What the task asks: Restate the listing that follows word for word, without its pictures.
------------------------------------------------------------
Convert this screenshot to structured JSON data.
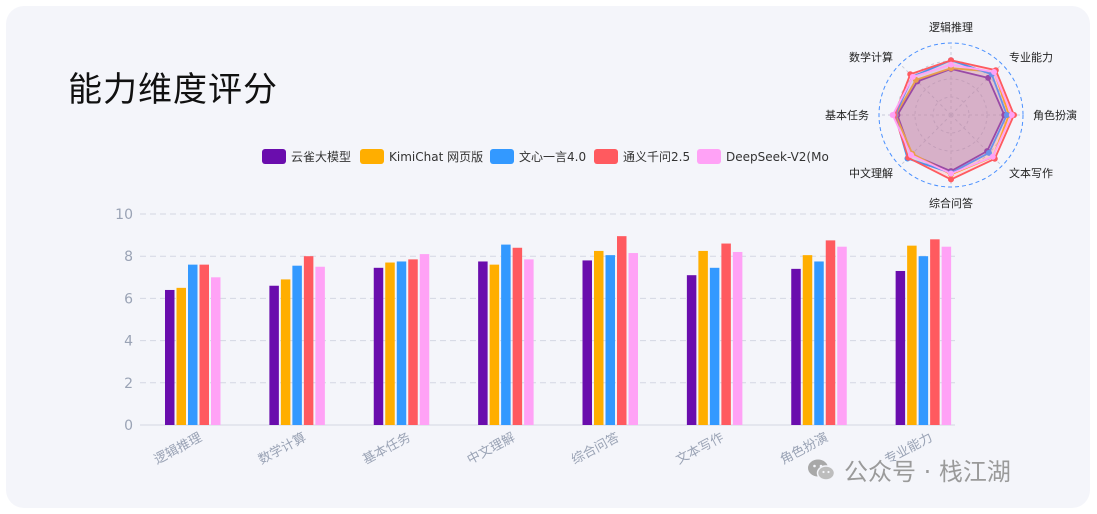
{
  "page": {
    "title": "能力维度评分",
    "watermark": "公众号 · 栈江湖"
  },
  "chart_data": [
    {
      "type": "bar",
      "categories": [
        "逻辑推理",
        "数学计算",
        "基本任务",
        "中文理解",
        "综合问答",
        "文本写作",
        "角色扮演",
        "专业能力"
      ],
      "ylim": [
        0,
        10
      ],
      "yticks": [
        "0",
        "2",
        "4",
        "6",
        "8",
        "10"
      ],
      "legend_position": "top",
      "series": [
        {
          "name": "云雀大模型",
          "color": "#6a0dad",
          "values": [
            6.4,
            6.6,
            7.45,
            7.75,
            7.8,
            7.1,
            7.4,
            7.3
          ]
        },
        {
          "name": "KimiChat 网页版",
          "color": "#ffae00",
          "values": [
            6.5,
            6.9,
            7.7,
            7.6,
            8.25,
            8.25,
            8.05,
            8.5
          ]
        },
        {
          "name": "文心一言4.0",
          "color": "#3399ff",
          "values": [
            7.6,
            7.55,
            7.75,
            8.55,
            8.05,
            7.45,
            7.75,
            8.0
          ]
        },
        {
          "name": "通义千问2.5",
          "color": "#ff5a5f",
          "values": [
            7.6,
            8.0,
            7.85,
            8.4,
            8.95,
            8.6,
            8.75,
            8.8
          ]
        },
        {
          "name": "DeepSeek-V2(Mo",
          "color": "#ffa2f6",
          "values": [
            7.0,
            7.5,
            8.1,
            7.85,
            8.15,
            8.2,
            8.45,
            8.45
          ]
        }
      ]
    },
    {
      "type": "radar",
      "axes": [
        "逻辑推理",
        "专业能力",
        "角色扮演",
        "文本写作",
        "综合问答",
        "中文理解",
        "基本任务",
        "数学计算"
      ],
      "rmax": 10,
      "series": [
        {
          "name": "云雀大模型",
          "color": "#6a0dad",
          "values": [
            6.4,
            7.3,
            7.4,
            7.1,
            7.8,
            7.75,
            7.45,
            6.6
          ]
        },
        {
          "name": "KimiChat 网页版",
          "color": "#ffae00",
          "values": [
            6.5,
            8.5,
            8.05,
            8.25,
            8.25,
            7.6,
            7.7,
            6.9
          ]
        },
        {
          "name": "文心一言4.0",
          "color": "#3399ff",
          "values": [
            7.6,
            8.0,
            7.75,
            7.45,
            8.05,
            8.55,
            7.75,
            7.55
          ]
        },
        {
          "name": "通义千问2.5",
          "color": "#ff5a5f",
          "values": [
            7.6,
            8.8,
            8.75,
            8.6,
            8.95,
            8.4,
            7.85,
            8.0
          ]
        },
        {
          "name": "DeepSeek-V2(Mo",
          "color": "#ffa2f6",
          "values": [
            7.0,
            8.45,
            8.45,
            8.2,
            8.15,
            7.85,
            8.1,
            7.5
          ]
        }
      ]
    }
  ]
}
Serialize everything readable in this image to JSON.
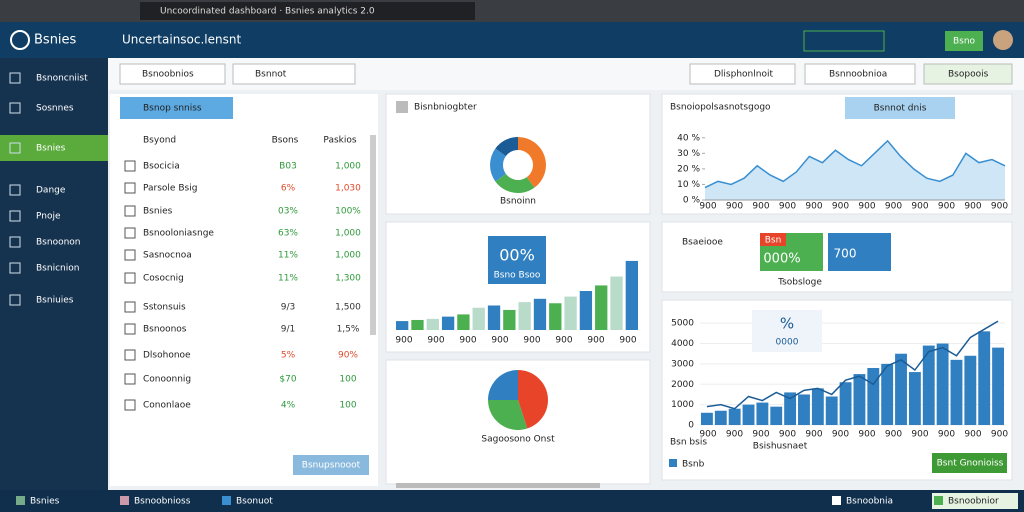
------------------------------------------------------------
Correct result:
Convert this screenshot to structured JSON data.
{
  "page": {
    "title": "能力维度评分",
    "watermark": "公众号 · 栈江湖"
  },
  "chart_data": [
    {
      "type": "bar",
      "categories": [
        "逻辑推理",
        "数学计算",
        "基本任务",
        "中文理解",
        "综合问答",
        "文本写作",
        "角色扮演",
        "专业能力"
      ],
      "ylim": [
        0,
        10
      ],
      "yticks": [
        "0",
        "2",
        "4",
        "6",
        "8",
        "10"
      ],
      "legend_position": "top",
      "series": [
        {
          "name": "云雀大模型",
          "color": "#6a0dad",
          "values": [
            6.4,
            6.6,
            7.45,
            7.75,
            7.8,
            7.1,
            7.4,
            7.3
          ]
        },
        {
          "name": "KimiChat 网页版",
          "color": "#ffae00",
          "values": [
            6.5,
            6.9,
            7.7,
            7.6,
            8.25,
            8.25,
            8.05,
            8.5
          ]
        },
        {
          "name": "文心一言4.0",
          "color": "#3399ff",
          "values": [
            7.6,
            7.55,
            7.75,
            8.55,
            8.05,
            7.45,
            7.75,
            8.0
          ]
        },
        {
          "name": "通义千问2.5",
          "color": "#ff5a5f",
          "values": [
            7.6,
            8.0,
            7.85,
            8.4,
            8.95,
            8.6,
            8.75,
            8.8
          ]
        },
        {
          "name": "DeepSeek-V2(Mo",
          "color": "#ffa2f6",
          "values": [
            7.0,
            7.5,
            8.1,
            7.85,
            8.15,
            8.2,
            8.45,
            8.45
          ]
        }
      ]
    },
    {
      "type": "radar",
      "axes": [
        "逻辑推理",
        "专业能力",
        "角色扮演",
        "文本写作",
        "综合问答",
        "中文理解",
        "基本任务",
        "数学计算"
      ],
      "rmax": 10,
      "series": [
        {
          "name": "云雀大模型",
          "color": "#6a0dad",
          "values": [
            6.4,
            7.3,
            7.4,
            7.1,
            7.8,
            7.75,
            7.45,
            6.6
          ]
        },
        {
          "name": "KimiChat 网页版",
          "color": "#ffae00",
          "values": [
            6.5,
            8.5,
            8.05,
            8.25,
            8.25,
            7.6,
            7.7,
            6.9
          ]
        },
        {
          "name": "文心一言4.0",
          "color": "#3399ff",
          "values": [
            7.6,
            8.0,
            7.75,
            7.45,
            8.05,
            8.55,
            7.75,
            7.55
          ]
        },
        {
          "name": "通义千问2.5",
          "color": "#ff5a5f",
          "values": [
            7.6,
            8.8,
            8.75,
            8.6,
            8.95,
            8.4,
            7.85,
            8.0
          ]
        },
        {
          "name": "DeepSeek-V2(Mo",
          "color": "#ffa2f6",
          "values": [
            7.0,
            8.45,
            8.45,
            8.2,
            8.15,
            7.85,
            8.1,
            7.5
          ]
        }
      ]
    }
  ]
}
Serialize everything readable in this image to JSON.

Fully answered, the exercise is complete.